◆ **DESCRIPTION OF THE TASK**
Determine the number of lines where "возможностей" occurs and reply with that number by itself.

#### MATERIAL PROVIDED ####

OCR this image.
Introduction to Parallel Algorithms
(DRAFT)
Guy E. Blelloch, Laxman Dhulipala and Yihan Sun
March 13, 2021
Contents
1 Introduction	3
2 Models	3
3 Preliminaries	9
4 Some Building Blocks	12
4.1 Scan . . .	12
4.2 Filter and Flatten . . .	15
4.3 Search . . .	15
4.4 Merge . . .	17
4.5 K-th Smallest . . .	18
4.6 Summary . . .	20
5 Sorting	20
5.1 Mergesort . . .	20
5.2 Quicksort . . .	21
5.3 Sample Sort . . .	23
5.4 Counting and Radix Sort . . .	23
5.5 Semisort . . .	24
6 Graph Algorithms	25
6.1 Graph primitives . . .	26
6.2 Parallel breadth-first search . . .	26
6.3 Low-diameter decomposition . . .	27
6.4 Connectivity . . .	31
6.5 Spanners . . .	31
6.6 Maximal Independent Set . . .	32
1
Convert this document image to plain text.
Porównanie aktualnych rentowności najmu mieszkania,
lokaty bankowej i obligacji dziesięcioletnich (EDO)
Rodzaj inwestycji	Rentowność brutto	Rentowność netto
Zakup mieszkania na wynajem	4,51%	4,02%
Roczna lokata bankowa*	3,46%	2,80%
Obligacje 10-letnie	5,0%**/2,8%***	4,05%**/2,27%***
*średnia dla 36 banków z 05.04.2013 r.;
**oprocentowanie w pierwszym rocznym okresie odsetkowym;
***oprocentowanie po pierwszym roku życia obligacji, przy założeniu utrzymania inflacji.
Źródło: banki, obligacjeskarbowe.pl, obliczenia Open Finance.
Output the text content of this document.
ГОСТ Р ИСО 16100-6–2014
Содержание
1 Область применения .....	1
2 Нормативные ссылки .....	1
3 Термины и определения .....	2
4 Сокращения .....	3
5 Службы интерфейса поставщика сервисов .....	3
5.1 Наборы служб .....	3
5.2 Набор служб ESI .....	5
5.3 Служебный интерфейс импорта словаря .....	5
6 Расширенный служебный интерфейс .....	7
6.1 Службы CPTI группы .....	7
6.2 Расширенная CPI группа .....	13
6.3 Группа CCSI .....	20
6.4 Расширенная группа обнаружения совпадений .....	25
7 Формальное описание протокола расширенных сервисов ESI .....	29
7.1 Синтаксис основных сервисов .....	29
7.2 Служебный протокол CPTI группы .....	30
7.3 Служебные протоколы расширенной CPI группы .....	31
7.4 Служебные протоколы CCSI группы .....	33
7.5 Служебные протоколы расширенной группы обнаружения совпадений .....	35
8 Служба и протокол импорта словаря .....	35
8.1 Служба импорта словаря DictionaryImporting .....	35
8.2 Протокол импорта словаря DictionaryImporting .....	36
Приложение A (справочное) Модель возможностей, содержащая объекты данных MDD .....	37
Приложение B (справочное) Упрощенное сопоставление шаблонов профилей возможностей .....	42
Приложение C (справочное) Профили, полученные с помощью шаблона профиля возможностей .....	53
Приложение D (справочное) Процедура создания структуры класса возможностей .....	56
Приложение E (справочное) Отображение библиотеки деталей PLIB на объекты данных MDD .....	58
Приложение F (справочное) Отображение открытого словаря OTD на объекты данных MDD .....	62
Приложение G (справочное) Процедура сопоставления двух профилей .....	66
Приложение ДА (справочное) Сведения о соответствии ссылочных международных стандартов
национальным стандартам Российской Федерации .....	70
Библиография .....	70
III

####

◆ **ANSWER TO THIS PROBLEM**
4